(Data entries)
::::

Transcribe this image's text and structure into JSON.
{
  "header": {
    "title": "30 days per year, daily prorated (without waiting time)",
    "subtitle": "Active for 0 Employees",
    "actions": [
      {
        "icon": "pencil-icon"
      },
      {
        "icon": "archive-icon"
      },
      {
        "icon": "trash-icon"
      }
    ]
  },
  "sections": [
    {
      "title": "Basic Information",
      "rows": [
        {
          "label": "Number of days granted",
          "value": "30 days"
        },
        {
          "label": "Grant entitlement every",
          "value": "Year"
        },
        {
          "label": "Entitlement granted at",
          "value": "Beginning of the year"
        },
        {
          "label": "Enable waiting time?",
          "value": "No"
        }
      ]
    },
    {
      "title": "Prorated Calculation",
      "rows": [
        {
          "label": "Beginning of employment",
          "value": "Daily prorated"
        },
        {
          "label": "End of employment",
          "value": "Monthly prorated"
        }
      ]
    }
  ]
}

::::

» Stated exercise
Among the lines of the data above, determine how many contain the word "time". Report the number alone.

» Expected answer
2